--- START ---

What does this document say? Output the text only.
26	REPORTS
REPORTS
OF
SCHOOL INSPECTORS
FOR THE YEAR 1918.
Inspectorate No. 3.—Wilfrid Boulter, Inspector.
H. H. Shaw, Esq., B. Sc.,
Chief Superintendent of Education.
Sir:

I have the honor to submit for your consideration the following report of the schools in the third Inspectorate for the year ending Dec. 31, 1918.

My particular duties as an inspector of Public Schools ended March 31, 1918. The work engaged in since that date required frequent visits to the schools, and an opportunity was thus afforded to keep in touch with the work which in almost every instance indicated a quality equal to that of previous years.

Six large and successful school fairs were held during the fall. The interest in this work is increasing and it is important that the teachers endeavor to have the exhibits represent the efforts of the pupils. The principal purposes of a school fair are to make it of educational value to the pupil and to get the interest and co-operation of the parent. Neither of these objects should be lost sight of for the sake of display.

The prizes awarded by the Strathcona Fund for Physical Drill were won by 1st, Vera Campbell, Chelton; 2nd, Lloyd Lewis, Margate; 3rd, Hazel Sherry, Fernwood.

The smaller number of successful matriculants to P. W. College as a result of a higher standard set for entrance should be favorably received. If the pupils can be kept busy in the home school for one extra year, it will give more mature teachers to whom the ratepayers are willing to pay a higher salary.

--- END ---

Exercise aim – Go over the records above and tally each line that includes "Inspectorate". Give the total by itself.

Written response – 2